:: EXERCISE GOAL ::
Copy out all lines that carry the word "legal".

[Begin DATASET EXCERPTS]

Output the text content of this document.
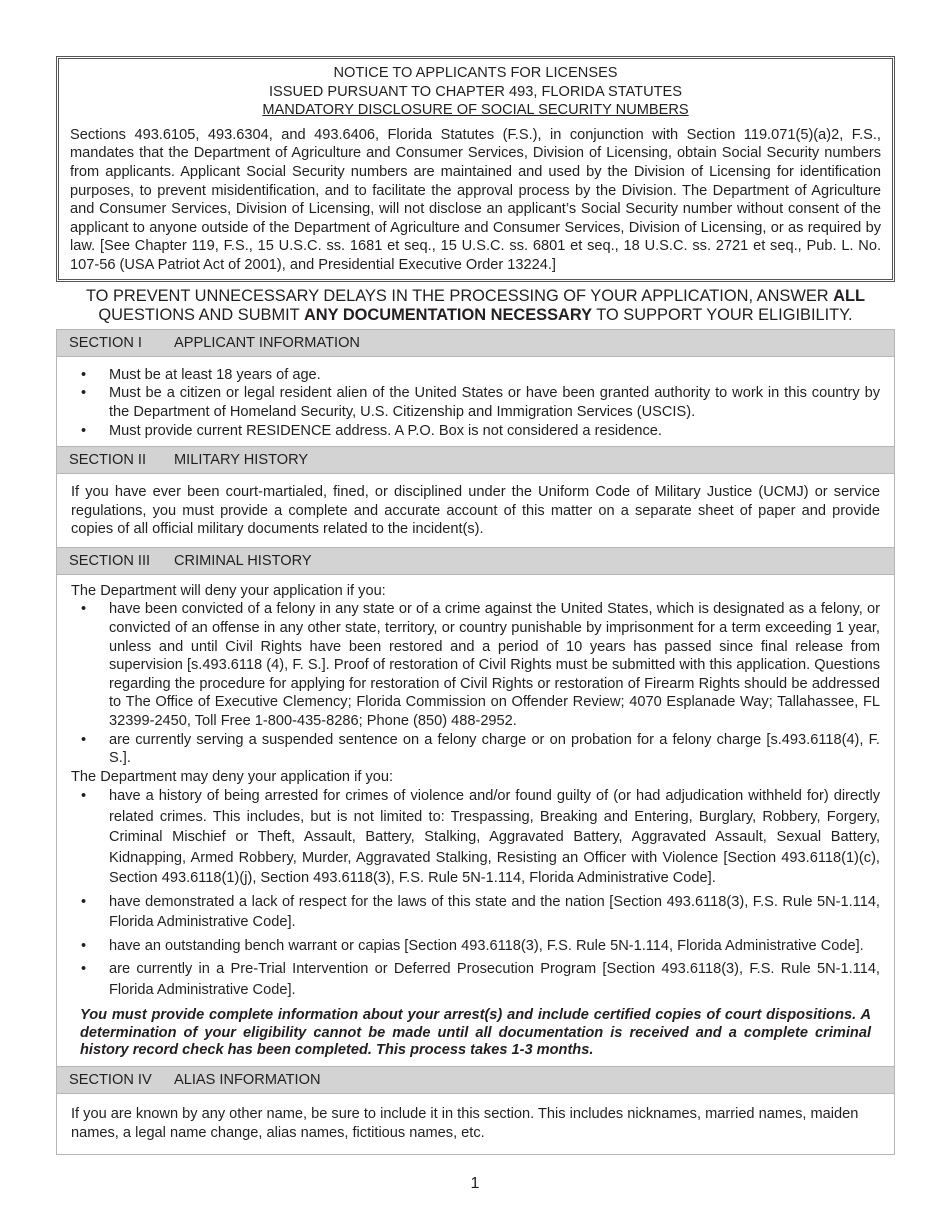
NOTICE TO APPLICANTS FOR LICENSES
ISSUED PURSUANT TO CHAPTER 493, FLORIDA STATUTES
MANDATORY DISCLOSURE OF SOCIAL SECURITY NUMBERS
Sections 493.6105, 493.6304, and 493.6406, Florida Statutes (F.S.), in conjunction with Section 119.071(5)(a)2, F.S., mandates that the Department of Agriculture and Consumer Services, Division of Licensing, obtain Social Security numbers from applicants. Applicant Social Security numbers are maintained and used by the Division of Licensing for identification purposes, to prevent misidentification, and to facilitate the approval process by the Division. The Department of Agriculture and Consumer Services, Division of Licensing, will not disclose an applicant’s Social Security number without consent of the applicant to anyone outside of the Department of Agriculture and Consumer Services, Division of Licensing, or as required by law. [See Chapter 119, F.S., 15 U.S.C. ss. 1681 et seq., 15 U.S.C. ss. 6801 et seq., 18 U.S.C. ss. 2721 et seq., Pub. L. No. 107-56 (USA Patriot Act of 2001), and Presidential Executive Order 13224.]
TO PREVENT UNNECESSARY DELAYS IN THE PROCESSING OF YOUR APPLICATION, ANSWER ALL QUESTIONS AND SUBMIT ANY DOCUMENTATION NECESSARY TO SUPPORT YOUR ELIGIBILITY.
SECTION I APPLICANT INFORMATION
• Must be at least 18 years of age.
• Must be a citizen or legal resident alien of the United States or have been granted authority to work in this country by the Department of Homeland Security, U.S. Citizenship and Immigration Services (USCIS).
• Must provide current RESIDENCE address. A P.O. Box is not considered a residence.
SECTION II MILITARY HISTORY
If you have ever been court-martialed, fined, or disciplined under the Uniform Code of Military Justice (UCMJ) or service regulations, you must provide a complete and accurate account of this matter on a separate sheet of paper and provide copies of all official military documents related to the incident(s).
SECTION III CRIMINAL HISTORY

The Department will deny your application if you:

• have been convicted of a felony in any state or of a crime against the United States, which is designated as a felony, or convicted of an offense in any other state, territory, or country punishable by imprisonment for a term exceeding 1 year, unless and until Civil Rights have been restored and a period of 10 years has passed since final release from supervision [s.493.6118 (4), F. S.]. Proof of restoration of Civil Rights must be submitted with this application. Questions regarding the procedure for applying for restoration of Civil Rights or restoration of Firearm Rights should be addressed to The Office of Executive Clemency; Florida Commission on Offender Review; 4070 Esplanade Way; Tallahassee, FL 32399-2450, Toll Free 1-800-435-8286; Phone (850) 488-2952.
• are currently serving a suspended sentence on a felony charge or on probation for a felony charge [s.493.6118(4), F. S.].

The Department may deny your application if you:

• have a history of being arrested for crimes of violence and/or found guilty of (or had adjudication withheld for) directly related crimes. This includes, but is not limited to: Trespassing, Breaking and Entering, Burglary, Robbery, Forgery, Criminal Mischief or Theft, Assault, Battery, Stalking, Aggravated Battery, Aggravated Assault, Sexual Battery, Kidnapping, Armed Robbery, Murder, Aggravated Stalking, Resisting an Officer with Violence [Section 493.6118(1)(c), Section 493.6118(1)(j), Section 493.6118(3), F.S. Rule 5N-1.114, Florida Administrative Code].
• have demonstrated a lack of respect for the laws of this state and the nation [Section 493.6118(3), F.S. Rule 5N-1.114, Florida Administrative Code].
• have an outstanding bench warrant or capias [Section 493.6118(3), F.S. Rule 5N-1.114, Florida Administrative Code].
• are currently in a Pre-Trial Intervention or Deferred Prosecution Program [Section 493.6118(3), F.S. Rule 5N-1.114, Florida Administrative Code].
You must provide complete information about your arrest(s) and include certified copies of court dispositions. A determination of your eligibility cannot be made until all documentation is received and a complete criminal history record check has been completed. This process takes 1-3 months.
SECTION IV ALIAS INFORMATION
If you are known by any other name, be sure to include it in this section. This includes nicknames, married names, maiden names, a legal name change, alias names, fictitious names, etc.
1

[End DATASET EXCERPTS]

:: REPLY TO THE EXERCISE ::
• Must be a citizen or legal resident alien of the United States or have been granted authority to work in this country by the Department of Homeland Security, U.S. Citizenship and Immigration Services (USCIS).
If you are known by any other name, be sure to include it in this section. This includes nicknames, married names, maiden names, a legal name change, alias names, fictitious names, etc.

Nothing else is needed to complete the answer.